WHAT THE TASK ASKS:
Reproduce the listing below verbatim, everything from its first line down to and including the line containing "condition-suffix-label: minutes. (676, 533, 738, 550)".
····················
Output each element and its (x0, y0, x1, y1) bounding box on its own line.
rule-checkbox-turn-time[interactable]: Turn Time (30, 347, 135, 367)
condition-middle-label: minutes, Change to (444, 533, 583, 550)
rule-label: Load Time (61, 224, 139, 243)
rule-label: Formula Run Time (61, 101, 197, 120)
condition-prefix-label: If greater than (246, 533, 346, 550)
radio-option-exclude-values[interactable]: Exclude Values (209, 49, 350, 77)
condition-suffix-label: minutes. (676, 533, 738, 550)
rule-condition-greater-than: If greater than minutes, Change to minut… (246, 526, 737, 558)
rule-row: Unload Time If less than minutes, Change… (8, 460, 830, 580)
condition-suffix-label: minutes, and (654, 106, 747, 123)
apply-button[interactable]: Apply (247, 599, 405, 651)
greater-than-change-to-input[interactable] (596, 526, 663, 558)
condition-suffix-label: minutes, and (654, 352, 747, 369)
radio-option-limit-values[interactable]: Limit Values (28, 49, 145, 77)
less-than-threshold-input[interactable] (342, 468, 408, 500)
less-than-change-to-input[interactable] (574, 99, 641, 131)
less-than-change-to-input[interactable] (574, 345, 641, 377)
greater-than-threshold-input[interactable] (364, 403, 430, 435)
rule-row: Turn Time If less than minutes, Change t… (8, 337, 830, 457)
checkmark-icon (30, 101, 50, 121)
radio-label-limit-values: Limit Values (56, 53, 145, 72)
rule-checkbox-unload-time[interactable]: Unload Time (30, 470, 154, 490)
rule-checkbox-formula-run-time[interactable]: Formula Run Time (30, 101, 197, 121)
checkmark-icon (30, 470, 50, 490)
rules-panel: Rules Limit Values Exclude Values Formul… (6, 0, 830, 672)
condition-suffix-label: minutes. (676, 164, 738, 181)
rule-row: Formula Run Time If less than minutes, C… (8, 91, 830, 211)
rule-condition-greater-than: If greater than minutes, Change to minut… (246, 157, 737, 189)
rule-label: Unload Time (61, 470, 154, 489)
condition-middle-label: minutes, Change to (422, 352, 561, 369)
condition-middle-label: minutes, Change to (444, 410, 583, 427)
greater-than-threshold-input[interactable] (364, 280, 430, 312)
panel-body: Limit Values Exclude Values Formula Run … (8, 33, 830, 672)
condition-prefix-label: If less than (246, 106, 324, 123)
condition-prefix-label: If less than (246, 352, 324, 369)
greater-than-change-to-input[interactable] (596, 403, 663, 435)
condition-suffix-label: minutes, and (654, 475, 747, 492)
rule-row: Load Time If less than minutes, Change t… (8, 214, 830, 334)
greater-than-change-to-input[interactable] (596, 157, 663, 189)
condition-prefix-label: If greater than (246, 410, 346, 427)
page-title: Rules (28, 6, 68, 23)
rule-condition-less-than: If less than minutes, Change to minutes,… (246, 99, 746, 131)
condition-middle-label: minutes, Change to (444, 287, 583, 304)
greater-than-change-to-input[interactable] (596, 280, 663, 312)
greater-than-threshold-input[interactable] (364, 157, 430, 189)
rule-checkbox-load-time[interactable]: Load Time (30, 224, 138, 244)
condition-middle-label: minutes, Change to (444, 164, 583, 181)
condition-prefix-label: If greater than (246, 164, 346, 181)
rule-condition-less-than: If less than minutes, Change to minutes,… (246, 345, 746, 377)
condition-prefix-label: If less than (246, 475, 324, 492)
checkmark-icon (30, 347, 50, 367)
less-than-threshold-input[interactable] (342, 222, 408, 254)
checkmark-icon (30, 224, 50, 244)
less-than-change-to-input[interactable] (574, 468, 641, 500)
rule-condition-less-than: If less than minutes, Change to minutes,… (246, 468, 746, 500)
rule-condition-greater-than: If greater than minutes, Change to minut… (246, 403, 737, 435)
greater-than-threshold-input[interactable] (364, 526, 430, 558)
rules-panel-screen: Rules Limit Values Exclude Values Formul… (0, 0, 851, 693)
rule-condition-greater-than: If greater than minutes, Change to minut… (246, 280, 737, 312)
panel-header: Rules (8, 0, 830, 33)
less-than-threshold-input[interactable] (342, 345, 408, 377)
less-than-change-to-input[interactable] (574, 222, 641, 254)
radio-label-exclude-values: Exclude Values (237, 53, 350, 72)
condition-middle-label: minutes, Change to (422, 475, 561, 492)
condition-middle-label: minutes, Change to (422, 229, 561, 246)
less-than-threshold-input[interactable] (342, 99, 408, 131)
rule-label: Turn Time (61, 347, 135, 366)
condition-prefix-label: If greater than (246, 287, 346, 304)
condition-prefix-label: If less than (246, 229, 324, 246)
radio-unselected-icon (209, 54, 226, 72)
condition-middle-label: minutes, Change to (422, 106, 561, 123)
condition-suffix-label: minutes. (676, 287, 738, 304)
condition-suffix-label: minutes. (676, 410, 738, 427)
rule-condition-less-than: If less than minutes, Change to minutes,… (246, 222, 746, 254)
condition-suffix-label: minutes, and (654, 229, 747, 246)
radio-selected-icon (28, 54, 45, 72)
····················
ANSWER TO THIS TASK:
Output each element and its (x0, y0, x1, y1) bounding box on its own line.
rule-checkbox-turn-time[interactable]: Turn Time (30, 347, 135, 367)
condition-middle-label: minutes, Change to (444, 533, 583, 550)
rule-label: Load Time (61, 224, 139, 243)
rule-label: Formula Run Time (61, 101, 197, 120)
condition-prefix-label: If greater than (246, 533, 346, 550)
radio-option-exclude-values[interactable]: Exclude Values (209, 49, 350, 77)
condition-suffix-label: minutes. (676, 533, 738, 550)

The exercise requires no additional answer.